| OBJECTIVE |
Can the lines below, from the one that holds "Give me the" to the very end, be echoed exactly, with both ends included and no pictures?

_____

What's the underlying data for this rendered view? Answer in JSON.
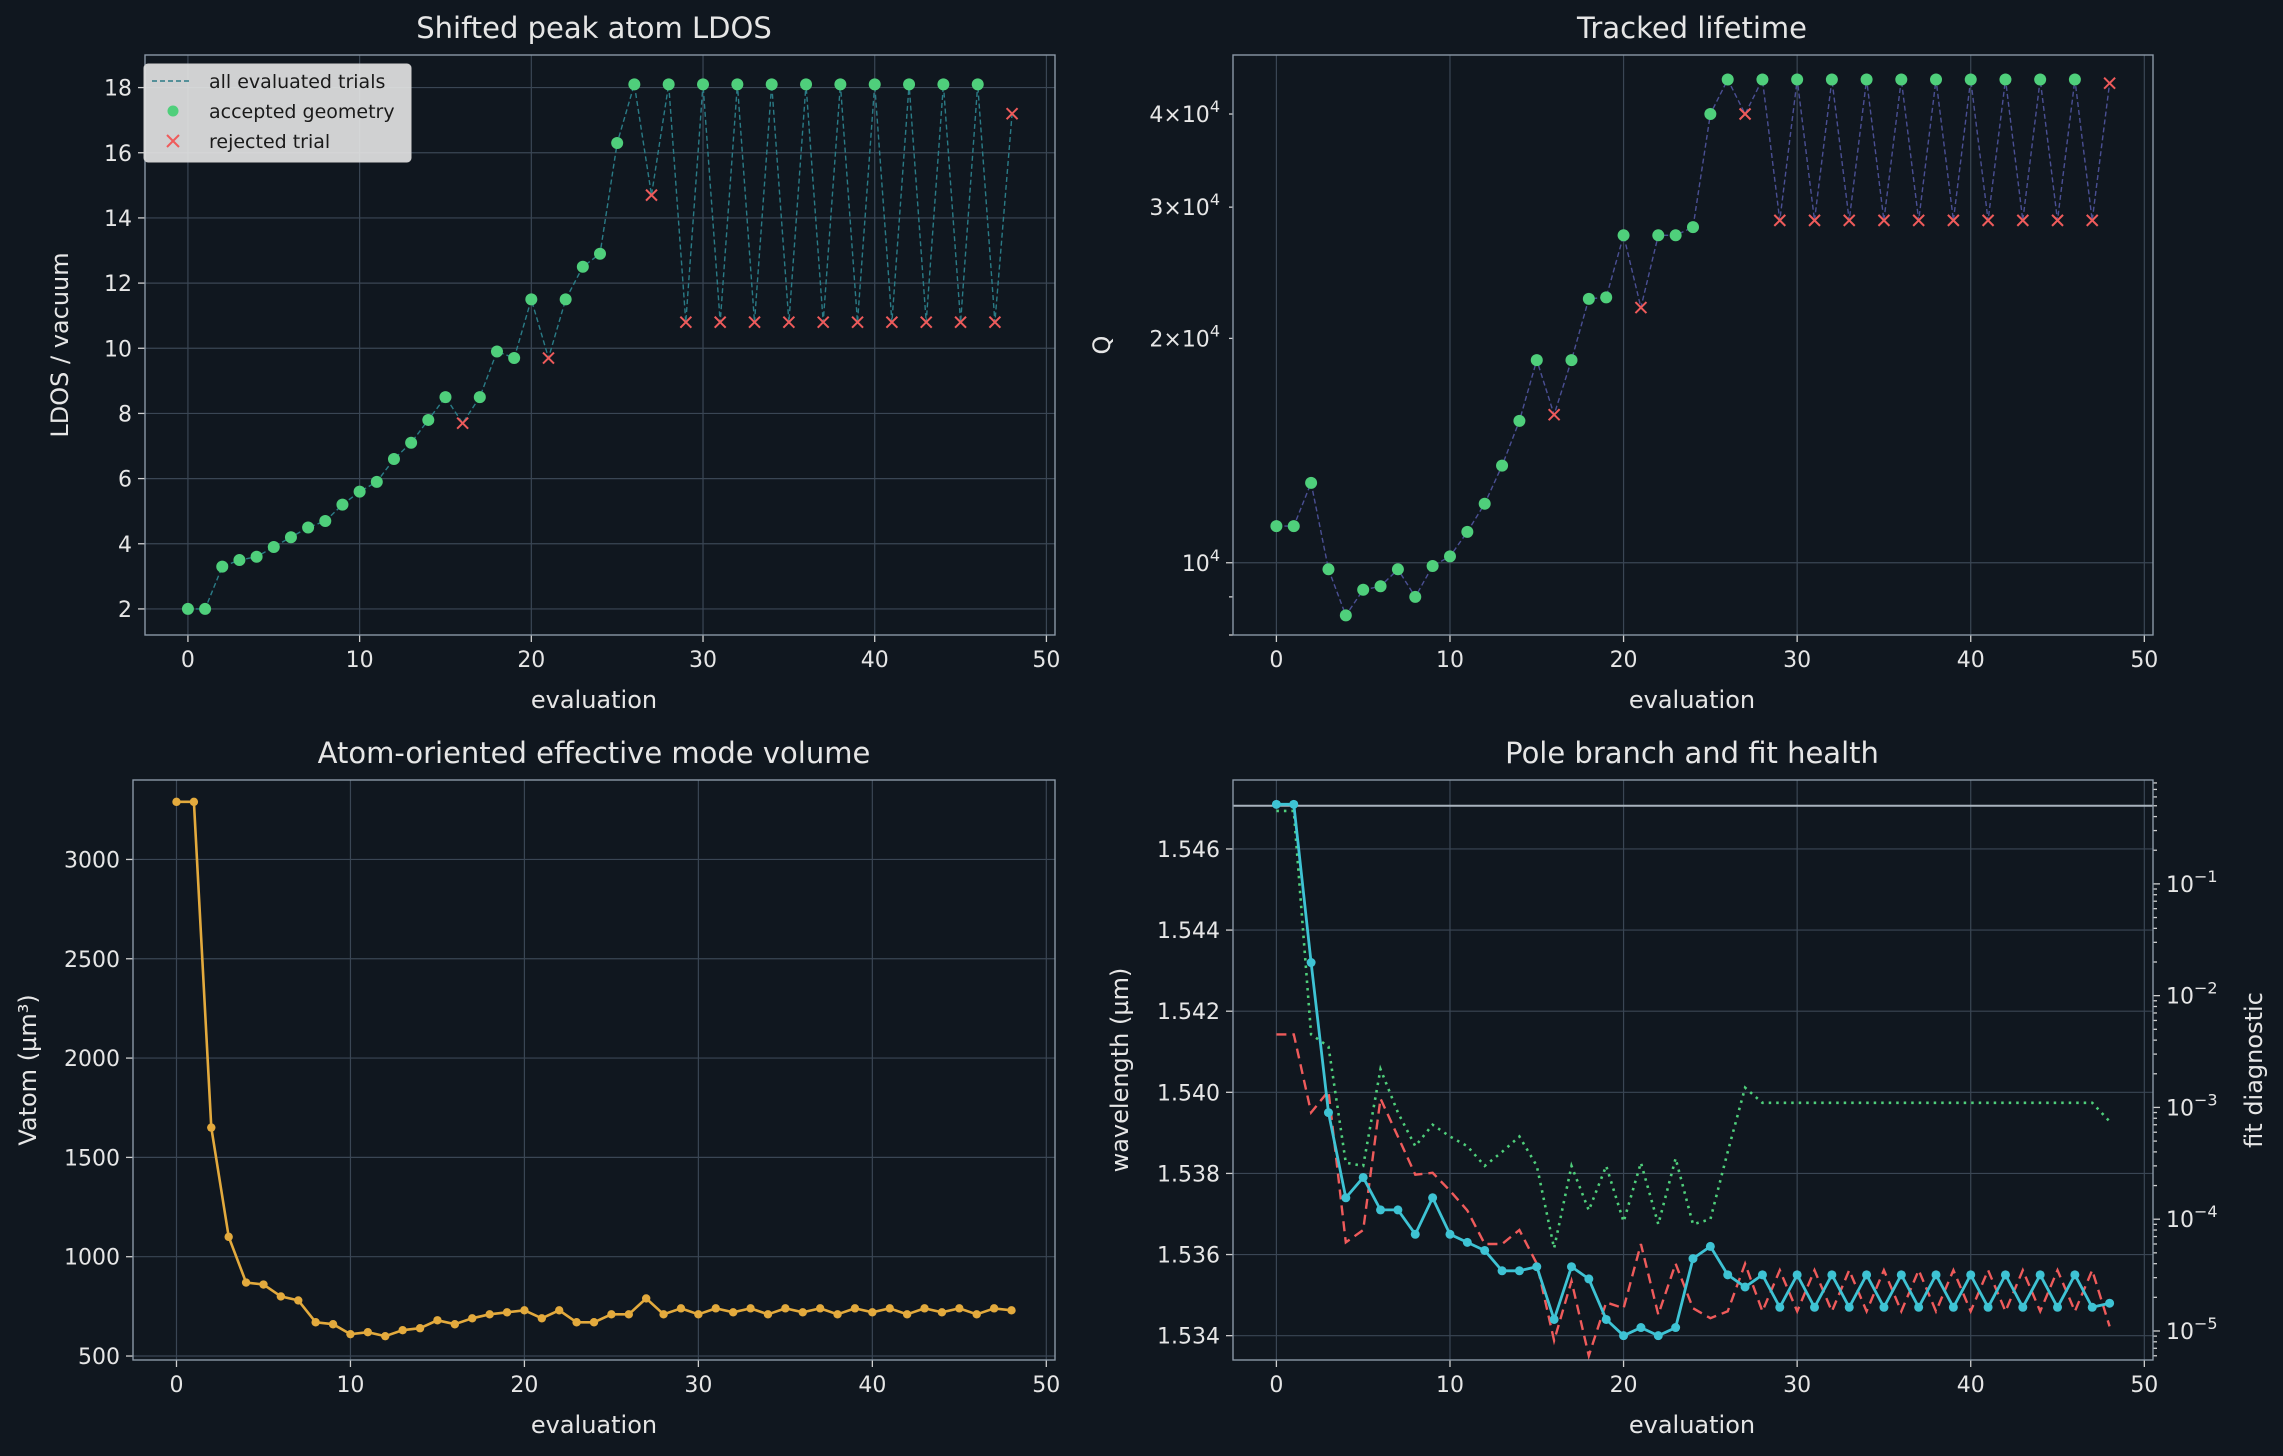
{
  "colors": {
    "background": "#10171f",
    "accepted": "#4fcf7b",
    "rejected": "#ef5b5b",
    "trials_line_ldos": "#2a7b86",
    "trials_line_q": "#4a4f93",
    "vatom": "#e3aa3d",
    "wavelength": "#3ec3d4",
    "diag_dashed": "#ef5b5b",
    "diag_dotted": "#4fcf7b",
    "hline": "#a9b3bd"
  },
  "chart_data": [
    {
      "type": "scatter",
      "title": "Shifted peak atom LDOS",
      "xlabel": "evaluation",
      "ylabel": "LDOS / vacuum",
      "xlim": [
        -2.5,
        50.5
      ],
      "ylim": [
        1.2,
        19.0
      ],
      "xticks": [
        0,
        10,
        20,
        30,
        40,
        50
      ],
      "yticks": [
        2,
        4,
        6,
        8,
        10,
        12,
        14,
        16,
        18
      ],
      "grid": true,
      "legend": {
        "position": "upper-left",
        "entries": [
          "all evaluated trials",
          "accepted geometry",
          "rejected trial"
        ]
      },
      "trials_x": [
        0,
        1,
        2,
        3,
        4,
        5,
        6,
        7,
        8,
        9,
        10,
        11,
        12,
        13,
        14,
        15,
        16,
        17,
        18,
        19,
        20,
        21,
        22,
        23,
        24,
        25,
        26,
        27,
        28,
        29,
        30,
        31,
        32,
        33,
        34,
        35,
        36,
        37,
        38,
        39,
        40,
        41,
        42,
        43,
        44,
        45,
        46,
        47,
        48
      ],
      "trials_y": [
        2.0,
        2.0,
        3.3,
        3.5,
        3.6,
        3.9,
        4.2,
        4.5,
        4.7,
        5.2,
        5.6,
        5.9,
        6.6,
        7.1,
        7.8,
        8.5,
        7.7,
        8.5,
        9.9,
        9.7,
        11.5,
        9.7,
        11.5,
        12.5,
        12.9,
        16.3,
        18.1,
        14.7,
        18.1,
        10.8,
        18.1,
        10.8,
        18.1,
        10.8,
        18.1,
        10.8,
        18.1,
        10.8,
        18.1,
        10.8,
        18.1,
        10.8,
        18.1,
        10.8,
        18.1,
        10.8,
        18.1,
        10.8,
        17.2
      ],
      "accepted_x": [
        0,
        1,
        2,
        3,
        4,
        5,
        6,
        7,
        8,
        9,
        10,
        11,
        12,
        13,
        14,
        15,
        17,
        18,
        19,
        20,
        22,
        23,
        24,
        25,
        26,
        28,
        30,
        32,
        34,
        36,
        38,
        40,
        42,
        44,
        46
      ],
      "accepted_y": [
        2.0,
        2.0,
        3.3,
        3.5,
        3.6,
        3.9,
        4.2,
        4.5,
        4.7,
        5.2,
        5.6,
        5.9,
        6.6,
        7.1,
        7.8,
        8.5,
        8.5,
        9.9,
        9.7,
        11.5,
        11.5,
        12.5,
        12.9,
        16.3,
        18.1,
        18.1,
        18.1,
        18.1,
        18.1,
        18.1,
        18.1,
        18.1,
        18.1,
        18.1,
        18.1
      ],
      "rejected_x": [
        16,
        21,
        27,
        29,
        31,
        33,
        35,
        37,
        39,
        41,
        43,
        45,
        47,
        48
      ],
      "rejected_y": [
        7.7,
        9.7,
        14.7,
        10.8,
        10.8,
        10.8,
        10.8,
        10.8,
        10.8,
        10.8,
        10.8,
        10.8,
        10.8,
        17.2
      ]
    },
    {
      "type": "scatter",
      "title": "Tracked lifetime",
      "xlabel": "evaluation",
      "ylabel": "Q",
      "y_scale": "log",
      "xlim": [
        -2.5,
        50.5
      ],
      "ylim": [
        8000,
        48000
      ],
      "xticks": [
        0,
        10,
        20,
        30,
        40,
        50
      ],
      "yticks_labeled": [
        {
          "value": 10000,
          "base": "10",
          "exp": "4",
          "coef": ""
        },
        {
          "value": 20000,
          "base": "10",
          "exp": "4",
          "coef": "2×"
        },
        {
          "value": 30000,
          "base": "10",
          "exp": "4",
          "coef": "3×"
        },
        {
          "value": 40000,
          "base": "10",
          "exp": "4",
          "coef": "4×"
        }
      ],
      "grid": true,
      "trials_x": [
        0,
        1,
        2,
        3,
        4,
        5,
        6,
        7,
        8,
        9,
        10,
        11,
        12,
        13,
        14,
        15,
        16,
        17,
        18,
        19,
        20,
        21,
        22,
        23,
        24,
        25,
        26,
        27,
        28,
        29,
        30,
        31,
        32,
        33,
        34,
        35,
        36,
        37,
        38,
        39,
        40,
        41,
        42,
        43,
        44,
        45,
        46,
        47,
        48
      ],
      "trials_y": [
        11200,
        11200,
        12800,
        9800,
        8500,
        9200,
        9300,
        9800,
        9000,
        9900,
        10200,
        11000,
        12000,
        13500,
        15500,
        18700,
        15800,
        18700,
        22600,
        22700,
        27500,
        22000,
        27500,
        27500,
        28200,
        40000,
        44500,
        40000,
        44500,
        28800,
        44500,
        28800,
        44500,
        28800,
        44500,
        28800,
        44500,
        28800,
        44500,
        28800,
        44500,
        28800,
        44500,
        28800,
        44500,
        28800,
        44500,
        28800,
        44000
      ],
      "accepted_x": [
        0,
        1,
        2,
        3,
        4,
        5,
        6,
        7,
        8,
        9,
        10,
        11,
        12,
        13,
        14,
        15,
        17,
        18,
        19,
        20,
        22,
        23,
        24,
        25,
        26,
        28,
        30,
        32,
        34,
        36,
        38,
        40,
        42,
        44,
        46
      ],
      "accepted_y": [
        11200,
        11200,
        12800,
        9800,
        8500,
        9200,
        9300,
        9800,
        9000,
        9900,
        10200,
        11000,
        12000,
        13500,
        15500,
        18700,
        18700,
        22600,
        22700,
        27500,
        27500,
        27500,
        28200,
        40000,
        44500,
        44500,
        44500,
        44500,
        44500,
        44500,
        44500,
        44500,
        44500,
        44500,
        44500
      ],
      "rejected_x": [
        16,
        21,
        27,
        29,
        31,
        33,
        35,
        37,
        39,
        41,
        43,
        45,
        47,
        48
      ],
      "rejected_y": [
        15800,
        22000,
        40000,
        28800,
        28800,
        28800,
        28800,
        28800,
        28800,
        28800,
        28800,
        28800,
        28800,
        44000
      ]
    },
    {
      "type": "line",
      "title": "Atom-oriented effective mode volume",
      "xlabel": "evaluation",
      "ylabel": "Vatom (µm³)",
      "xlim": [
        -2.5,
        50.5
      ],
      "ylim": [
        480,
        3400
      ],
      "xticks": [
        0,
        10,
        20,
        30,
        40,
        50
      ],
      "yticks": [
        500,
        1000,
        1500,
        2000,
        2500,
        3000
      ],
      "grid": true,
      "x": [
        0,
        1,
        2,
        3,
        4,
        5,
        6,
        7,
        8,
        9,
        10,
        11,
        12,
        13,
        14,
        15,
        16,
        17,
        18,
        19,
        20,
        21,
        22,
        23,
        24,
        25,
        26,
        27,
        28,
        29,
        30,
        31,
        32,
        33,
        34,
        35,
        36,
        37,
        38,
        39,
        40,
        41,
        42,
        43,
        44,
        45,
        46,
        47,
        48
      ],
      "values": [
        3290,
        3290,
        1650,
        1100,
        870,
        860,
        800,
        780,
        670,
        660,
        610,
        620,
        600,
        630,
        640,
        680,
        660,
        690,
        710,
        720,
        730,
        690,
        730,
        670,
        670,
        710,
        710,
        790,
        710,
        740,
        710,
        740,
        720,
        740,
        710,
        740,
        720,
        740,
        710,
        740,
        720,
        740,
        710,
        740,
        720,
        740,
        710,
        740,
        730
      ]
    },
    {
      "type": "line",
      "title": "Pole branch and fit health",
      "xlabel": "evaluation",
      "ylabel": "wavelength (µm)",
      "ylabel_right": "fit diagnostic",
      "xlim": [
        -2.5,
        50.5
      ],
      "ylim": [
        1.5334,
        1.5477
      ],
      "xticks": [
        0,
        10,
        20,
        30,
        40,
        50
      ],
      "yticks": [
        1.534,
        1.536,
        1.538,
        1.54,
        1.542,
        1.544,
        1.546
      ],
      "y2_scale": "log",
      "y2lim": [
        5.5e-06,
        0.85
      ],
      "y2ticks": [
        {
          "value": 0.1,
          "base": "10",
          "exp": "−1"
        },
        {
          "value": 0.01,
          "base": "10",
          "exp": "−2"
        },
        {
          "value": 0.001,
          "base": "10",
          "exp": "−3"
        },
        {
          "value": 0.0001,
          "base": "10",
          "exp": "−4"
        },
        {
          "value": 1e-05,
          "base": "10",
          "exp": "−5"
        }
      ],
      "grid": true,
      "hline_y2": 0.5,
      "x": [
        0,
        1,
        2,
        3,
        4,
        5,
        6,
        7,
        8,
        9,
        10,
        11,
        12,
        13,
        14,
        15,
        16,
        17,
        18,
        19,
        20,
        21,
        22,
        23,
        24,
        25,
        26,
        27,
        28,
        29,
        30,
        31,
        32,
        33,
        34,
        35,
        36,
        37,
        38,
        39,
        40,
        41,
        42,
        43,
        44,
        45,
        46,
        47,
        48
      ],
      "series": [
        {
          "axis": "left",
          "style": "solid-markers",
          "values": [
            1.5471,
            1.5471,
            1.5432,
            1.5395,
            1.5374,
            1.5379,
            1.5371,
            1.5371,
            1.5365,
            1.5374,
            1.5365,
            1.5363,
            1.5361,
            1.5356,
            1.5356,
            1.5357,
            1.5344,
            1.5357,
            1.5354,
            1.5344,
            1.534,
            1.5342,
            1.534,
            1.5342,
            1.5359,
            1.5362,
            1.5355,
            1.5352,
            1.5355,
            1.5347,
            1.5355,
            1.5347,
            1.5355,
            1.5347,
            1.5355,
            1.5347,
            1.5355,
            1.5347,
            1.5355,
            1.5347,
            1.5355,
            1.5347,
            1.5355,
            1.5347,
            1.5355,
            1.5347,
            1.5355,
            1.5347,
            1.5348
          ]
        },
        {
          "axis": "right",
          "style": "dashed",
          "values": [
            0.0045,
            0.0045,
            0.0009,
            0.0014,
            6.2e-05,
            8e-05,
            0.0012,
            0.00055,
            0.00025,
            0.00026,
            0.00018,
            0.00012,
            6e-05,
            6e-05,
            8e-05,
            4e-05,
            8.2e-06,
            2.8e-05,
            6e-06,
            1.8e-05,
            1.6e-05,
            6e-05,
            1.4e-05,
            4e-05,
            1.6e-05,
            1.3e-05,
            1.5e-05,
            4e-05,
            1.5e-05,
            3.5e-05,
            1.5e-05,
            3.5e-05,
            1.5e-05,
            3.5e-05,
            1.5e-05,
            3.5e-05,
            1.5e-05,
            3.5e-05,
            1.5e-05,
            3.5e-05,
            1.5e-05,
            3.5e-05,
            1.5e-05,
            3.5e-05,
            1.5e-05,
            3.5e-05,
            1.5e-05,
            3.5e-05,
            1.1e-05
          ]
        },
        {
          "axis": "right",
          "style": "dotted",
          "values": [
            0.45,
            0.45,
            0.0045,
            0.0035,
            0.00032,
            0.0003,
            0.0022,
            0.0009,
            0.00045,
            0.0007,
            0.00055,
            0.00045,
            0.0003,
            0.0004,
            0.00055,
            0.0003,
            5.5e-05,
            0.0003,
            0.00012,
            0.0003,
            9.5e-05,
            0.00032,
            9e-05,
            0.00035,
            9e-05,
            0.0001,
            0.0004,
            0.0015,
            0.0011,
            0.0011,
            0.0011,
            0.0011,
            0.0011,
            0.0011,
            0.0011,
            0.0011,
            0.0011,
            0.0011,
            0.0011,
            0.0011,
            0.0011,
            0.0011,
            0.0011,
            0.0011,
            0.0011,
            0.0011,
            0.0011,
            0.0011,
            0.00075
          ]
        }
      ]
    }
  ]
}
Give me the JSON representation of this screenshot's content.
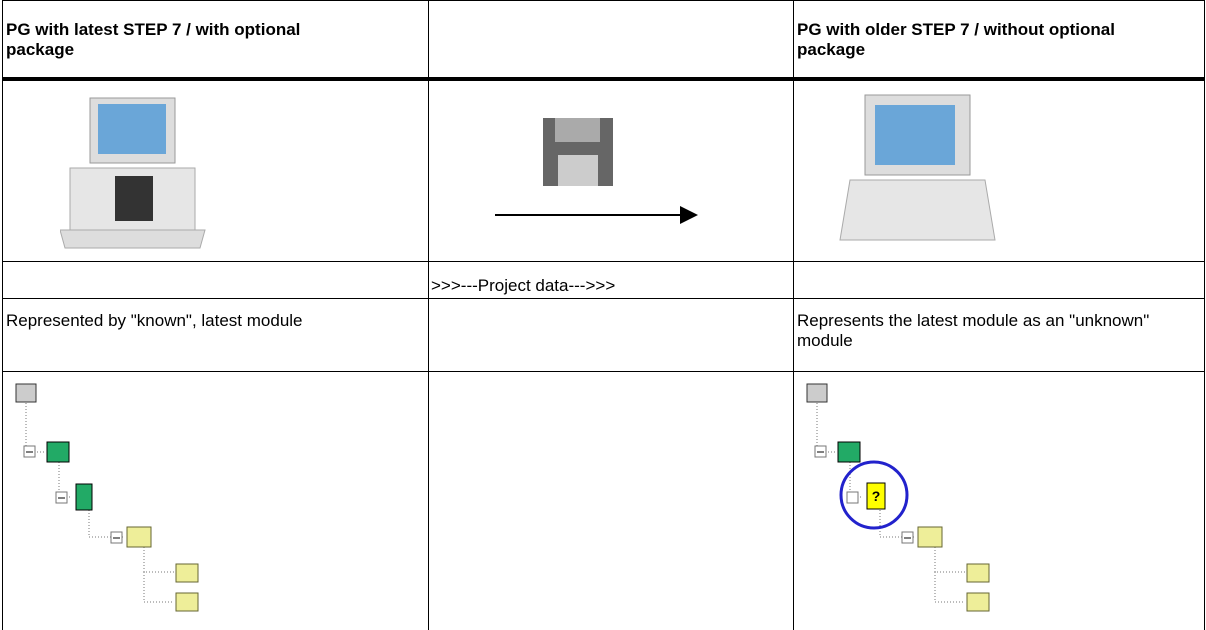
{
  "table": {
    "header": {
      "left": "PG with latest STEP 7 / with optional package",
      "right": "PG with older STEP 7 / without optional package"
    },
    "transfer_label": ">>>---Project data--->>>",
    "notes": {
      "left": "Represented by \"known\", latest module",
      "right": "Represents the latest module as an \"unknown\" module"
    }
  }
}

_____

| REPLY |
Give me the JSON representation of this screenshot's content.
{
  "table": {
    "header": {
      "left": "PG with latest STEP 7 / with optional package",
      "right": "PG with older STEP 7 / without optional package"
    },
    "transfer_label": ">>>---Project data--->>>",
    "notes": {
      "left": "Represented by \"known\", latest module",
      "right": "Represents the latest module as an \"unknown\" module"
    }
  }
}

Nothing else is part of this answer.